Your goal: Copy each line where the word "this" occurs.

-------- Data listing --------

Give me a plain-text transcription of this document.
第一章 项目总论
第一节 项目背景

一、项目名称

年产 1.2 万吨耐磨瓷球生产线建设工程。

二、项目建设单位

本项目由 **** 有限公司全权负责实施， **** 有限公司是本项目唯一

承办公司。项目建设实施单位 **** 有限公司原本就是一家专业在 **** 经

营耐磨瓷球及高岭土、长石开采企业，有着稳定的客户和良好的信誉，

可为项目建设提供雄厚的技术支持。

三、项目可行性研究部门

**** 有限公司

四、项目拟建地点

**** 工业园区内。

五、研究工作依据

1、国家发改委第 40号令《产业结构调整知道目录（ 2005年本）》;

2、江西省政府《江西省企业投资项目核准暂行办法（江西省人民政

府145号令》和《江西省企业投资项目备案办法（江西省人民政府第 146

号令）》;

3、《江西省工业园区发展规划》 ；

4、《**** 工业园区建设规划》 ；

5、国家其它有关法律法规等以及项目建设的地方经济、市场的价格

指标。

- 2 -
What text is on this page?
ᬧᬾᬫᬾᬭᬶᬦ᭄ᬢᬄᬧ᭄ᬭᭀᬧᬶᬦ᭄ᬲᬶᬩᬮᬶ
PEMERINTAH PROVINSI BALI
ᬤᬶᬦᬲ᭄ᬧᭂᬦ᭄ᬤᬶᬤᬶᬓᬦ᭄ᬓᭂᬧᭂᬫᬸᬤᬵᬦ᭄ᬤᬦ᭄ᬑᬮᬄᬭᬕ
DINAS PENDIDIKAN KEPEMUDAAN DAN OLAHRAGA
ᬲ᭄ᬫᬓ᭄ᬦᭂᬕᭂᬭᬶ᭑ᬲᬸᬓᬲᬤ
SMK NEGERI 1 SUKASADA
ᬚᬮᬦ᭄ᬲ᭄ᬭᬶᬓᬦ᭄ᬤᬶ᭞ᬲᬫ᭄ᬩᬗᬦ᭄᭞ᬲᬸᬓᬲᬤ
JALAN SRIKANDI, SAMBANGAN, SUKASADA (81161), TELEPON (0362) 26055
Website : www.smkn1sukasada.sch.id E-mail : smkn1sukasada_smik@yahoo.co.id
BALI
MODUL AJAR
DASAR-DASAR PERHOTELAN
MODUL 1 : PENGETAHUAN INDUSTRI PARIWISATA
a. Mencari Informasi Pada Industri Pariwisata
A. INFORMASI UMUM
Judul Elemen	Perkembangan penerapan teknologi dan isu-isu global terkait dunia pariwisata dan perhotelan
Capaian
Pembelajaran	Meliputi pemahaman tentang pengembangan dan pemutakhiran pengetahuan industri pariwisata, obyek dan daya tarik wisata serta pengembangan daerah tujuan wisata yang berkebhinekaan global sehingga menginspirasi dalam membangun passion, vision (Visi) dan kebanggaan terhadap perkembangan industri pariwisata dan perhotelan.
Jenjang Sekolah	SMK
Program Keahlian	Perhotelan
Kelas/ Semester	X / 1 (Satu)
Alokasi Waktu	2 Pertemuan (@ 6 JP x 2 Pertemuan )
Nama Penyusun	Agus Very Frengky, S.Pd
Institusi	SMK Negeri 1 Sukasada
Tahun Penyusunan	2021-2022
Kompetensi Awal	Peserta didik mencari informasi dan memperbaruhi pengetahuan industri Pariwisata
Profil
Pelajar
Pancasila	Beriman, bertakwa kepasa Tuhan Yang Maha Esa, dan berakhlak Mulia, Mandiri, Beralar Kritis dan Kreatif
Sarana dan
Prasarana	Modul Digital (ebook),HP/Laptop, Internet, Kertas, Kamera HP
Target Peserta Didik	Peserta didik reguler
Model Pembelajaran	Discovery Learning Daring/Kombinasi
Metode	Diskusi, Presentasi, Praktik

--------

The response:
Give me a plain-text transcription of this document.
What text is on this page?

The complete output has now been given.